Texto |
----------------

Por estas questões, o espaço é o grande protagonista desta Hq, primoroso na sua concepção. E, quando se resume a uma simples cor (algo muito presente nas histórias originais de Maurício), é ajudado pela qualidade narrativa de Duarte, como na cena em que os quadros caem ao longo da página, simulando a queda dos próprios personagens (p. 44). Ou ainda na cena em que Duarte abdica das linhas que formam o quadro para mostrar a desestabilização de Chico e Torresmo.

----------------

Enunciado |
Imprima na íntegra o texto acima, sobre o espaço na HQ, sem nenhuma alteração.

[Listagens de elementos e caixas]

----------------

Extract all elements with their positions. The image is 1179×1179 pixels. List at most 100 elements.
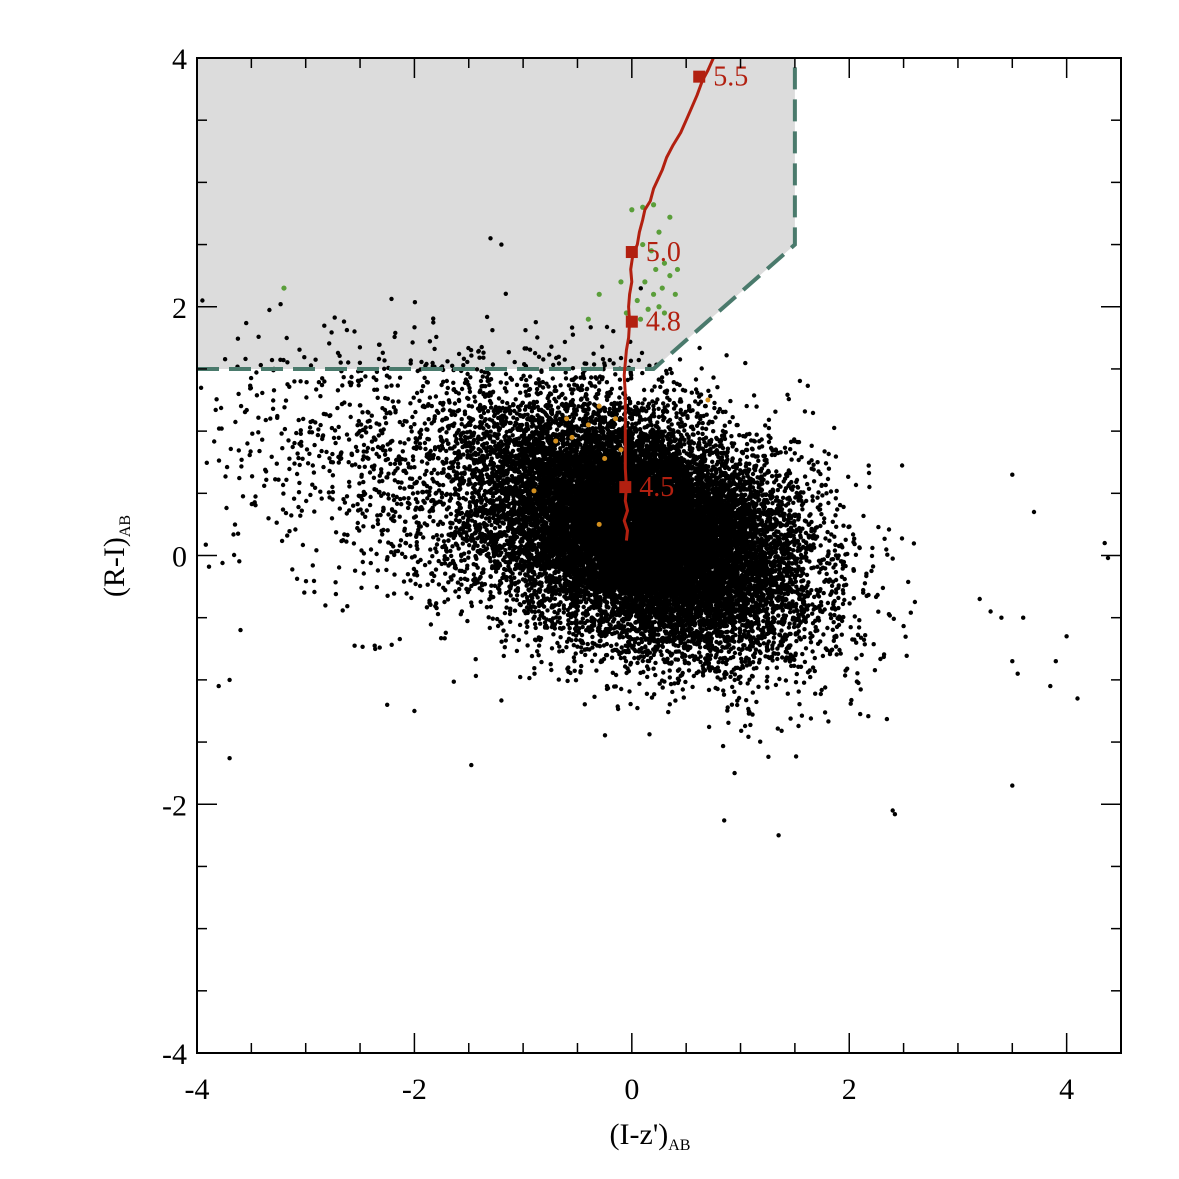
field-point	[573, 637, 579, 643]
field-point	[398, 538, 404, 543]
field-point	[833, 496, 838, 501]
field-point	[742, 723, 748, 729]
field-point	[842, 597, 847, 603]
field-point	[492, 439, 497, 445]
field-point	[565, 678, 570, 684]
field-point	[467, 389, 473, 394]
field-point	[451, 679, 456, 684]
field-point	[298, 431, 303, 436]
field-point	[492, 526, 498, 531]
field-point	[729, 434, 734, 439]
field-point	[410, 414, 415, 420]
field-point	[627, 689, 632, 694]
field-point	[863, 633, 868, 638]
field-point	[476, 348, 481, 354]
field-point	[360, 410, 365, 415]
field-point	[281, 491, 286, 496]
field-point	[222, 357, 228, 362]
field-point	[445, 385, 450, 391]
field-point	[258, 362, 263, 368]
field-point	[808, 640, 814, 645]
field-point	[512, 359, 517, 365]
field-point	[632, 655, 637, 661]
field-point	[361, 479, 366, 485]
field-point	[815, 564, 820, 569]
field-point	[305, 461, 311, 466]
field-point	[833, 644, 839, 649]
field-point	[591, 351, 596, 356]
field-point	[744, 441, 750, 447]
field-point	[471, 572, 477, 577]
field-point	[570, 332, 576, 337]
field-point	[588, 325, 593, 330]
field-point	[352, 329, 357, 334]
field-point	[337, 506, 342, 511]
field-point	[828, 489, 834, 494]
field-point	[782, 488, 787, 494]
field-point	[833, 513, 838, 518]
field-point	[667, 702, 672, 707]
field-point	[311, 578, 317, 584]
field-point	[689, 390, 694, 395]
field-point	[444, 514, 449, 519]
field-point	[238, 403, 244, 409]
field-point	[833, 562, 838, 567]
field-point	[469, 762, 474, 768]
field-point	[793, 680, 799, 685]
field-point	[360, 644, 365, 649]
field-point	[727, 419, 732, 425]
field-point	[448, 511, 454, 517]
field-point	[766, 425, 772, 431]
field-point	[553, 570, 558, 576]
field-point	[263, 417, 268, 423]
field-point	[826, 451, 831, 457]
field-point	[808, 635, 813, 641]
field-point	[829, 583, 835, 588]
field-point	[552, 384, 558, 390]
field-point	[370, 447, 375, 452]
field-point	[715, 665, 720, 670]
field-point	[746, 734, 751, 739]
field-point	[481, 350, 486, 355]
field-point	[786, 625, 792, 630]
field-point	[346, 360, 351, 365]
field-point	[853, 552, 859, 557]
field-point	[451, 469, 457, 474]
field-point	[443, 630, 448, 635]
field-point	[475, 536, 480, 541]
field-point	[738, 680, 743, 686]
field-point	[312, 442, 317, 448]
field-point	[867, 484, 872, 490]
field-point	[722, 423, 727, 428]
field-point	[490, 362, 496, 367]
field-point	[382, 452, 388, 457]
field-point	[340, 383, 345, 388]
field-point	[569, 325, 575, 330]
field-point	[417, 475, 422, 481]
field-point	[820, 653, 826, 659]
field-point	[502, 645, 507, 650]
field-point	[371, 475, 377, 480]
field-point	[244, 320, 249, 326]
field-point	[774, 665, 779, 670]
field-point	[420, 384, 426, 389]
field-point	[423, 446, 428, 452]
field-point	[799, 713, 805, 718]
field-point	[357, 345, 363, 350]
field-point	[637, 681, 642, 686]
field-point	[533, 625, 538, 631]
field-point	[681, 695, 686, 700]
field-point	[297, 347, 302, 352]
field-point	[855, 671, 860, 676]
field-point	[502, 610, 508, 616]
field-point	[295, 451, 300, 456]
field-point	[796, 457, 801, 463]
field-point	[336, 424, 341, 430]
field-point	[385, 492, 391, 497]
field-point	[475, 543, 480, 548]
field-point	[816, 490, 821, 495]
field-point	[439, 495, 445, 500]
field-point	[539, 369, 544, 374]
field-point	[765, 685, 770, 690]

----------------

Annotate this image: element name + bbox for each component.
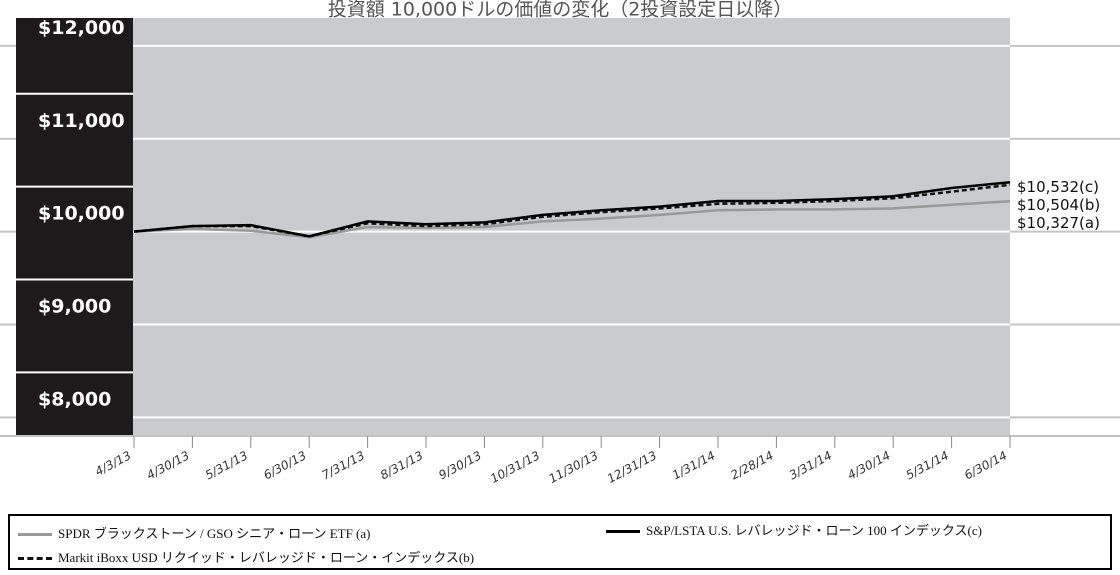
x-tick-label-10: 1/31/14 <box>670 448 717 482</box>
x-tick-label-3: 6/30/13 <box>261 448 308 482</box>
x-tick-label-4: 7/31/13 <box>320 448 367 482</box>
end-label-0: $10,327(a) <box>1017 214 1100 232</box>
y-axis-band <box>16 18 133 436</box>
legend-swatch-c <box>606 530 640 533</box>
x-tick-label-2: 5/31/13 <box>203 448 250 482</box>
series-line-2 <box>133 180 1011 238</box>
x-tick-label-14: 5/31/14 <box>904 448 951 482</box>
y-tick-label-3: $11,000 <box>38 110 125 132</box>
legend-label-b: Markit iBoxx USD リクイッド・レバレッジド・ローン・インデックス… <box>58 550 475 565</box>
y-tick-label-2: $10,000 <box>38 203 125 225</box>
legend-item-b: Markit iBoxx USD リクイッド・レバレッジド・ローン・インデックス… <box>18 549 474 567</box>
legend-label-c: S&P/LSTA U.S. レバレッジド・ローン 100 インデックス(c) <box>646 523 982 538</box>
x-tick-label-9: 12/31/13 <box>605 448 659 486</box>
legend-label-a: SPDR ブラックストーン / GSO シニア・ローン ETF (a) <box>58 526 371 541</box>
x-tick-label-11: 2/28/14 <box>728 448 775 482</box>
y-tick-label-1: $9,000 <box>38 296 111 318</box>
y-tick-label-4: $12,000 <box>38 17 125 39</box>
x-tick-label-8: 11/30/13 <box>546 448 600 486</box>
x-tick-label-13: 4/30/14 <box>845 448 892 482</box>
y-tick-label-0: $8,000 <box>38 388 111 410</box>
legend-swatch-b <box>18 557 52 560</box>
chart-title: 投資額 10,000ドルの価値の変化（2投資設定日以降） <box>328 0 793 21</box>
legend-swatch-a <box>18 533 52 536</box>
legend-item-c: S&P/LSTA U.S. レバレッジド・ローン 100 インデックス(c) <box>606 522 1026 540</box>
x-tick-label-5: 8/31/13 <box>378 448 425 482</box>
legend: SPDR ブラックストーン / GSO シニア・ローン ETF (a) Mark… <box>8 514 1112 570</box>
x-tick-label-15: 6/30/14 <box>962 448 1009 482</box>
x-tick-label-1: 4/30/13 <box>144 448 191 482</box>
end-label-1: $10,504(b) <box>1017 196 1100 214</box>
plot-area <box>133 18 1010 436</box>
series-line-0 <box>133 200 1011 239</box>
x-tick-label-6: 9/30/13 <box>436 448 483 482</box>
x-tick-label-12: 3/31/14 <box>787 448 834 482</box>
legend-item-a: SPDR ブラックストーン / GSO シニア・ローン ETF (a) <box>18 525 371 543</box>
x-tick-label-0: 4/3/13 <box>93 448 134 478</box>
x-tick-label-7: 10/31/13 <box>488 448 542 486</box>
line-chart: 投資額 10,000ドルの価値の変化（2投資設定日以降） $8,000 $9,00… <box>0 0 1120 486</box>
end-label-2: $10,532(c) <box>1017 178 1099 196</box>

----------------

Resolução do exercício |
Por estas questões, o espaço é o grande protagonista desta Hq, primoroso na sua concepção. E, quando se resume a uma simples cor (algo muito presente nas histórias originais de Maurício), é ajudado pela qualidade narrativa de Duarte, como na cena em que os quadros caem ao longo da página, simulando a queda dos próprios personagens (p. 44). Ou ainda na cena em que Duarte abdica das linhas que formam o quadro para mostrar a desestabilização de Chico e Torresmo.